**EXERCISE BRIEF:**
Copy every entry word for word. Skip the pictures.

Data records:
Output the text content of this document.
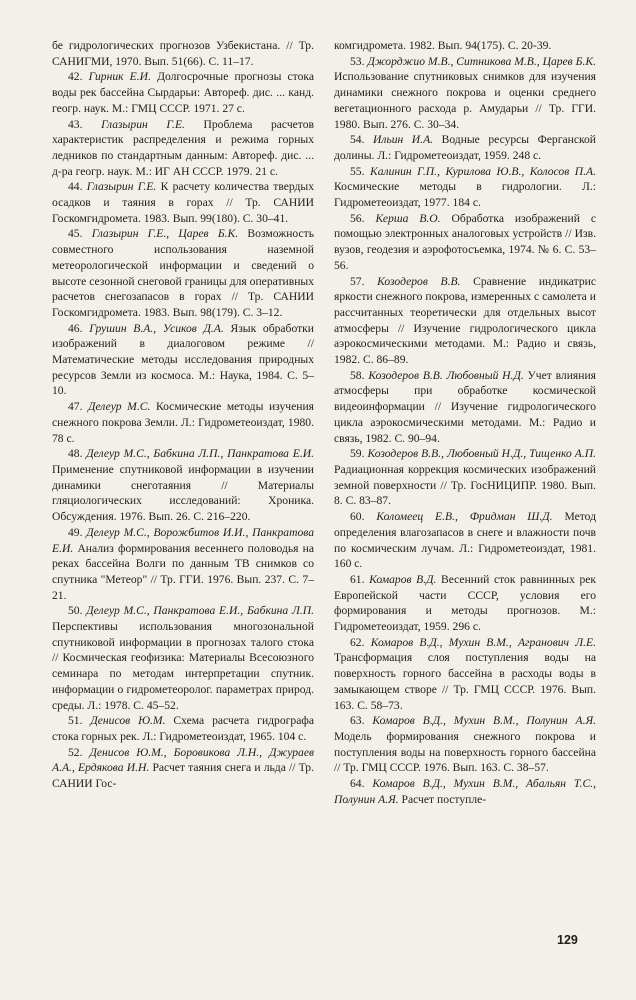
бе гидрологических прогнозов Узбекистана. // Тр. САНИГМИ, 1970. Вып. 51(66). С. 11–17.

42. Гирник Е.И. Долгосрочные прогнозы стока воды рек бассейна Сырдарьи: Автореф. дис. ... канд. геогр. наук. М.: ГМЦ СССР. 1971. 27 с.

43. Глазырин Г.Е. Проблема расчетов характеристик распределения и режима горных ледников по стандартным данным: Автореф. дис. ... д-ра геогр. наук. М.: ИГ АН СССР. 1979. 21 с.

44. Глазырин Г.Е. К расчету количества твердых осадков и таяния в горах // Тр. САНИИ Госкомгидромета. 1983. Вып. 99(180). С. 30–41.

45. Глазырин Г.Е., Царев Б.К. Возможность совместного использования наземной метеорологической информации и сведений о высоте сезонной снеговой границы для оперативных расчетов снегозапасов в горах // Тр. САНИИ Госкомгидромета. 1983. Вып. 98(179). С. 3–12.

46. Грушин В.А., Усиков Д.А. Язык обработки изображений в диалоговом режиме // Математические методы исследования природных ресурсов Земли из космоса. М.: Наука, 1984. С. 5–10.

47. Делеур М.С. Космические методы изучения снежного покрова Земли. Л.: Гидрометеоиздат, 1980. 78 с.

48. Делеур М.С., Бабкина Л.П., Панкратова Е.И. Применение спутниковой информации в изучении динамики снеготаяния // Материалы гляциологических исследований: Хроника. Обсуждения. 1976. Вып. 26. С. 216–220.

49. Делеур М.С., Ворожбитов И.И., Панкратова Е.И. Анализ формирования весеннего половодья на реках бассейна Волги по данным ТВ снимков со спутника "Метеор" // Тр. ГГИ. 1976. Вып. 237. С. 7–21.

50. Делеур М.С., Панкратова Е.И., Бабкина Л.П. Перспективы использования многозональной спутниковой информации в прогнозах талого стока // Космическая геофизика: Материалы Всесоюзного семинара по методам интерпретации спутник. информации о гидрометеоролог. параметрах природ. среды. Л.: 1978. С. 45–52.

51. Денисов Ю.М. Схема расчета гидрографа стока горных рек. Л.: Гидрометеоиздат, 1965. 104 с.

52. Денисов Ю.М., Боровикова Л.Н., Джураев А.А., Ердякова И.Н. Расчет таяния снега и льда // Тр. САНИИ Гос-

комгидромета. 1982. Вып. 94(175). С. 20-39.

53. Джорджио М.В., Ситникова М.В., Царев Б.К. Использование спутниковых снимков для изучения динамики снежного покрова и оценки среднего вегетационного расхода р. Амударьи // Тр. ГГИ. 1980. Вып. 276. С. 30–34.

54. Ильин И.А. Водные ресурсы Ферганской долины. Л.: Гидрометеоиздат, 1959. 248 с.

55. Калинин Г.П., Курилова Ю.В., Колосов П.А. Космические методы в гидрологии. Л.: Гидрометеоиздат, 1977. 184 с.

56. Керша В.О. Обработка изображений с помощью электронных аналоговых устройств // Изв. вузов, геодезия и аэрофотосъемка, 1974. № 6. С. 53–56.

57. Козодеров В.В. Сравнение индикатрис яркости снежного покрова, измеренных с самолета и рассчитанных теоретически для отдельных высот атмосферы // Изучение гидрологического цикла аэрокосмическими методами. М.: Радио и связь, 1982. С. 86–89.

58. Козодеров В.В. Любовный Н.Д. Учет влияния атмосферы при обработке космической видеоинформации // Изучение гидрологического цикла аэрокосмическими методами. М.: Радио и связь, 1982. С. 90–94.

59. Козодеров В.В., Любовный Н.Д., Тищенко А.П. Радиационная коррекция космических изображений земной поверхности // Тр. ГосНИЦИПР. 1980. Вып. 8. С. 83–87.

60. Коломеец Е.В., Фридман Ш.Д. Метод определения влагозапасов в снеге и влажности почв по космическим лучам. Л.: Гидрометеоиздат, 1981. 160 с.

61. Комаров В.Д. Весенний сток равнинных рек Европейской части СССР, условия его формирования и методы прогнозов. М.: Гидрометеоиздат, 1959. 296 с.

62. Комаров В.Д., Мухин В.М., Агранович Л.Е. Трансформация слоя поступления воды на поверхность горного бассейна в расходы воды в замыкающем створе // Тр. ГМЦ СССР. 1976. Вып. 163. С. 58–73.

63. Комаров В.Д., Мухин В.М., Полунин А.Я. Модель формирования снежного покрова и поступления воды на поверхность горного бассейна // Тр. ГМЦ СССР. 1976. Вып. 163. С. 38–57.

64. Комаров В.Д., Мухин В.М., Абальян Т.С., Полунин А.Я. Расчет поступле-

129
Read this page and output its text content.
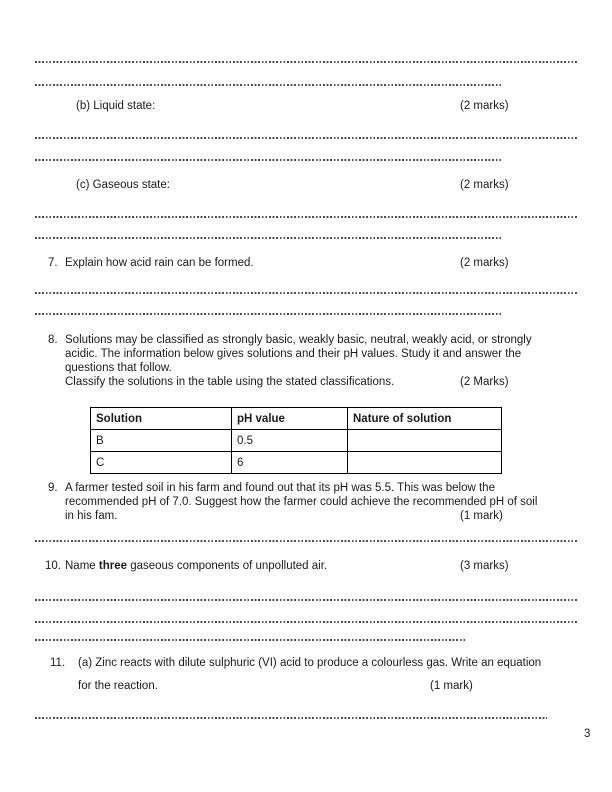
(b) Liquid state:	(2 marks)
(c) Gaseous state:	(2 marks)
7. Explain how acid rain can be formed.	(2 marks)
8. Solutions may be classified as strongly basic, weakly basic, neutral, weakly acid, or strongly
acidic. The information below gives solutions and their pH values. Study it and answer the
questions that follow.
Classify the solutions in the table using the stated classifications.	(2 Marks)
Solution	pH value	Nature of solution
B	0.5	
C	6	
9. A farmer tested soil in his farm and found out that its pH was 5.5. This was below the
recommended pH of 7.0. Suggest how the farmer could achieve the recommended pH of soil
in his fam.	(1 mark)
10. Name three gaseous components of unpolluted air.	(3 marks)
11. (a) Zinc reacts with dilute sulphuric (VI) acid to produce a colourless gas. Write an equation
for the reaction.	(1 mark)
3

**FINISHED TASK:**
Output the text content of this document.
бе гидрологических прогнозов Узбекистана. // Тр. САНИГМИ, 1970. Вып. 51(66). С. 11–17.

42. Гирник Е.И. Долгосрочные прогнозы стока воды рек бассейна Сырдарьи: Автореф. дис. ... канд. геогр. наук. М.: ГМЦ СССР. 1971. 27 с.

43. Глазырин Г.Е. Проблема расчетов характеристик распределения и режима горных ледников по стандартным данным: Автореф. дис. ... д-ра геогр. наук. М.: ИГ АН СССР. 1979. 21 с.

44. Глазырин Г.Е. К расчету количества твердых осадков и таяния в горах // Тр. САНИИ Госкомгидромета. 1983. Вып. 99(180). С. 30–41.

45. Глазырин Г.Е., Царев Б.К. Возможность совместного использования наземной метеорологической информации и сведений о высоте сезонной снеговой границы для оперативных расчетов снегозапасов в горах // Тр. САНИИ Госкомгидромета. 1983. Вып. 98(179). С. 3–12.

46. Грушин В.А., Усиков Д.А. Язык обработки изображений в диалоговом режиме // Математические методы исследования природных ресурсов Земли из космоса. М.: Наука, 1984. С. 5–10.

47. Делеур М.С. Космические методы изучения снежного покрова Земли. Л.: Гидрометеоиздат, 1980. 78 с.

48. Делеур М.С., Бабкина Л.П., Панкратова Е.И. Применение спутниковой информации в изучении динамики снеготаяния // Материалы гляциологических исследований: Хроника. Обсуждения. 1976. Вып. 26. С. 216–220.

49. Делеур М.С., Ворожбитов И.И., Панкратова Е.И. Анализ формирования весеннего половодья на реках бассейна Волги по данным ТВ снимков со спутника "Метеор" // Тр. ГГИ. 1976. Вып. 237. С. 7–21.

50. Делеур М.С., Панкратова Е.И., Бабкина Л.П. Перспективы использования многозональной спутниковой информации в прогнозах талого стока // Космическая геофизика: Материалы Всесоюзного семинара по методам интерпретации спутник. информации о гидрометеоролог. параметрах природ. среды. Л.: 1978. С. 45–52.

51. Денисов Ю.М. Схема расчета гидрографа стока горных рек. Л.: Гидрометеоиздат, 1965. 104 с.

52. Денисов Ю.М., Боровикова Л.Н., Джураев А.А., Ердякова И.Н. Расчет таяния снега и льда // Тр. САНИИ Гос-

комгидромета. 1982. Вып. 94(175). С. 20-39.

53. Джорджио М.В., Ситникова М.В., Царев Б.К. Использование спутниковых снимков для изучения динамики снежного покрова и оценки среднего вегетационного расхода р. Амударьи // Тр. ГГИ. 1980. Вып. 276. С. 30–34.

54. Ильин И.А. Водные ресурсы Ферганской долины. Л.: Гидрометеоиздат, 1959. 248 с.

55. Калинин Г.П., Курилова Ю.В., Колосов П.А. Космические методы в гидрологии. Л.: Гидрометеоиздат, 1977. 184 с.

56. Керша В.О. Обработка изображений с помощью электронных аналоговых устройств // Изв. вузов, геодезия и аэрофотосъемка, 1974. № 6. С. 53–56.

57. Козодеров В.В. Сравнение индикатрис яркости снежного покрова, измеренных с самолета и рассчитанных теоретически для отдельных высот атмосферы // Изучение гидрологического цикла аэрокосмическими методами. М.: Радио и связь, 1982. С. 86–89.

58. Козодеров В.В. Любовный Н.Д. Учет влияния атмосферы при обработке космической видеоинформации // Изучение гидрологического цикла аэрокосмическими методами. М.: Радио и связь, 1982. С. 90–94.

59. Козодеров В.В., Любовный Н.Д., Тищенко А.П. Радиационная коррекция космических изображений земной поверхности // Тр. ГосНИЦИПР. 1980. Вып. 8. С. 83–87.

60. Коломеец Е.В., Фридман Ш.Д. Метод определения влагозапасов в снеге и влажности почв по космическим лучам. Л.: Гидрометеоиздат, 1981. 160 с.

61. Комаров В.Д. Весенний сток равнинных рек Европейской части СССР, условия его формирования и методы прогнозов. М.: Гидрометеоиздат, 1959. 296 с.

62. Комаров В.Д., Мухин В.М., Агранович Л.Е. Трансформация слоя поступления воды на поверхность горного бассейна в расходы воды в замыкающем створе // Тр. ГМЦ СССР. 1976. Вып. 163. С. 58–73.

63. Комаров В.Д., Мухин В.М., Полунин А.Я. Модель формирования снежного покрова и поступления воды на поверхность горного бассейна // Тр. ГМЦ СССР. 1976. Вып. 163. С. 38–57.

64. Комаров В.Д., Мухин В.М., Абальян Т.С., Полунин А.Я. Расчет поступле-

129
Read this page and output its text content.
(b) Liquid state:	(2 marks)
(c) Gaseous state:	(2 marks)
7. Explain how acid rain can be formed.	(2 marks)
8. Solutions may be classified as strongly basic, weakly basic, neutral, weakly acid, or strongly
acidic. The information below gives solutions and their pH values. Study it and answer the
questions that follow.
Classify the solutions in the table using the stated classifications.	(2 Marks)
Solution	pH value	Nature of solution
B	0.5	
C	6	
9. A farmer tested soil in his farm and found out that its pH was 5.5. This was below the
recommended pH of 7.0. Suggest how the farmer could achieve the recommended pH of soil
in his fam.	(1 mark)
10. Name three gaseous components of unpolluted air.	(3 marks)
11. (a) Zinc reacts with dilute sulphuric (VI) acid to produce a colourless gas. Write an equation
for the reaction.	(1 mark)
3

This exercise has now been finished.